→ **THE EXERCISE**: Go through the data below and gather each line containing "exhaust".

--- begin AVAILABLE DATA ---

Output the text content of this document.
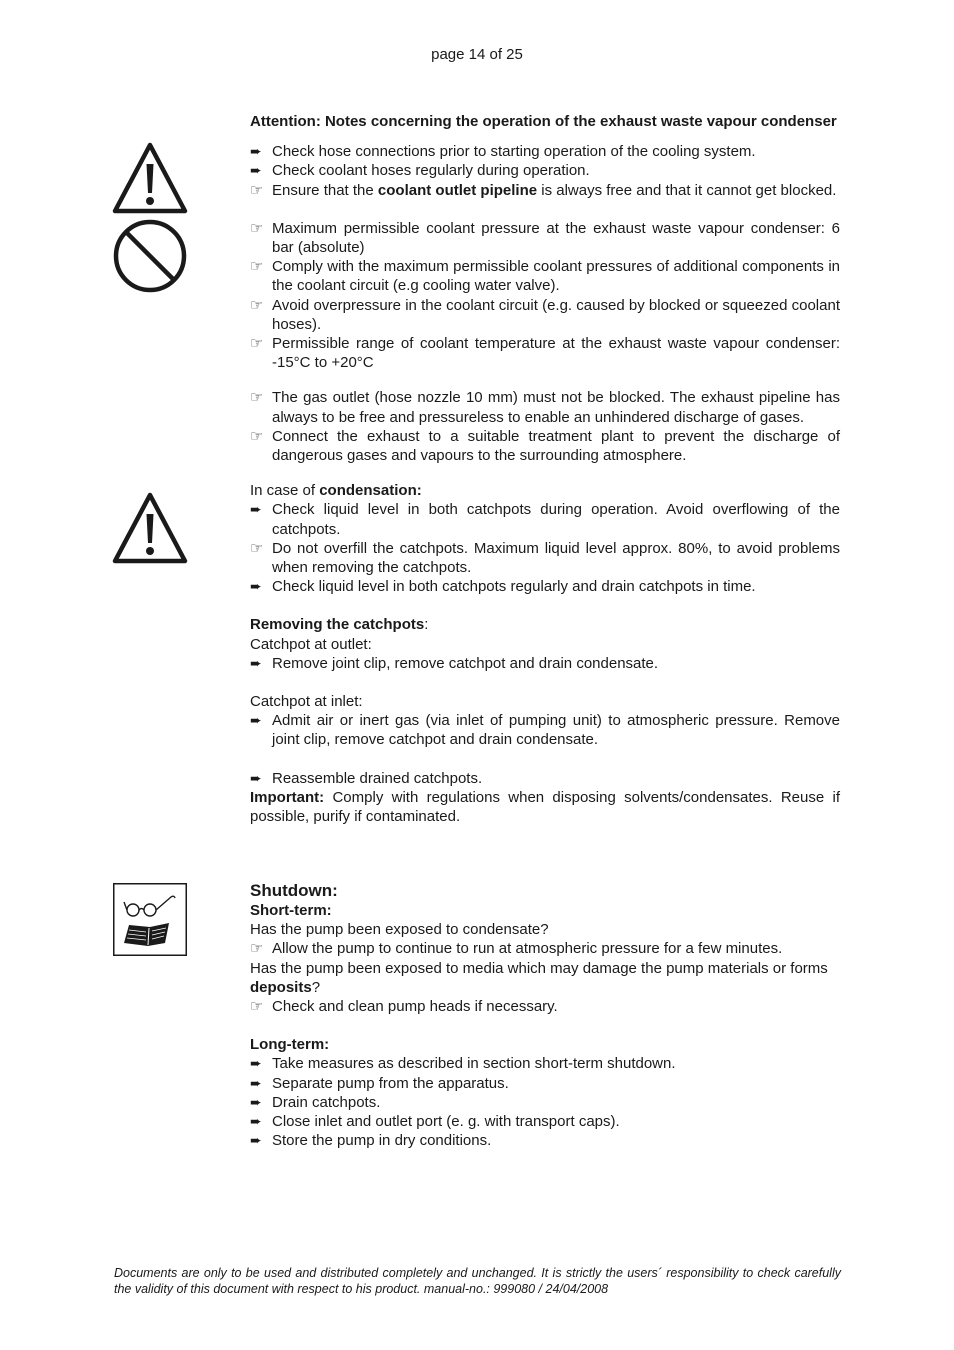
page 14 of 25

Attention: Notes concerning the operation of the exhaust waste vapour condenser

➨ Check hose connections prior to starting operation of the cooling system.
➨ Check coolant hoses regularly during operation.
☞ Ensure that the coolant outlet pipeline is always free and that it cannot get blocked.
☞ Maximum permissible coolant pressure at the exhaust waste vapour condenser: 6 bar (absolute)
☞ Comply with the maximum permissible coolant pressures of additional components in the coolant circuit (e.g cooling water valve).
☞ Avoid overpressure in the coolant circuit (e.g. caused by blocked or squeezed coolant hoses).
☞ Permissible range of coolant temperature at the exhaust waste vapour condenser: -15°C to +20°C
☞ The gas outlet (hose nozzle 10 mm) must not be blocked. The exhaust pipeline has always to be free and pressureless to enable an unhindered discharge of gases.
☞ Connect the exhaust to a suitable treatment plant to prevent the discharge of dangerous gases and vapours to the surrounding atmosphere.

In case of condensation:

➨ Check liquid level in both catchpots during operation. Avoid overflowing of the catchpots.
☞ Do not overfill the catchpots. Maximum liquid level approx. 80%, to avoid problems when removing the catchpots.
➨ Check liquid level in both catchpots regularly and drain catchpots in time.

Removing the catchpots:

Catchpot at outlet:

➨ Remove joint clip, remove catchpot and drain condensate.

Catchpot at inlet:

➨ Admit air or inert gas (via inlet of pumping unit) to atmospheric pressure. Remove joint clip, remove catchpot and drain condensate.
➨ Reassemble drained catchpots.

Important: Comply with regulations when disposing solvents/condensates. Reuse if possible, purify if contaminated.

Shutdown:

Short-term:

Has the pump been exposed to condensate?

☞ Allow the pump to continue to run at atmospheric pressure for a few minutes.

Has the pump been exposed to media which may damage the pump materials or forms deposits?

☞ Check and clean pump heads if necessary.

Long-term:

➨ Take measures as described in section short-term shutdown.
➨ Separate pump from the apparatus.
➨ Drain catchpots.
➨ Close inlet and outlet port (e. g. with transport caps).
➨ Store the pump in dry conditions.
Documents are only to be used and distributed completely and unchanged. It is strictly the users´ responsibility to check carefully the validity of this document with respect to his product. manual-no.: 999080 / 24/04/2008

--- end AVAILABLE DATA ---

→ **THE RESULT**:
Attention: Notes concerning the operation of the exhaust waste vapour condenser
☞ Maximum permissible coolant pressure at the exhaust waste vapour condenser: 6 bar (absolute)
☞ Permissible range of coolant temperature at the exhaust waste vapour condenser: -15°C to +20°C
☞ The gas outlet (hose nozzle 10 mm) must not be blocked. The exhaust pipeline has always to be free and pressureless to enable an unhindered discharge of gases.
☞ Connect the exhaust to a suitable treatment plant to prevent the discharge of dangerous gases and vapours to the surrounding atmosphere.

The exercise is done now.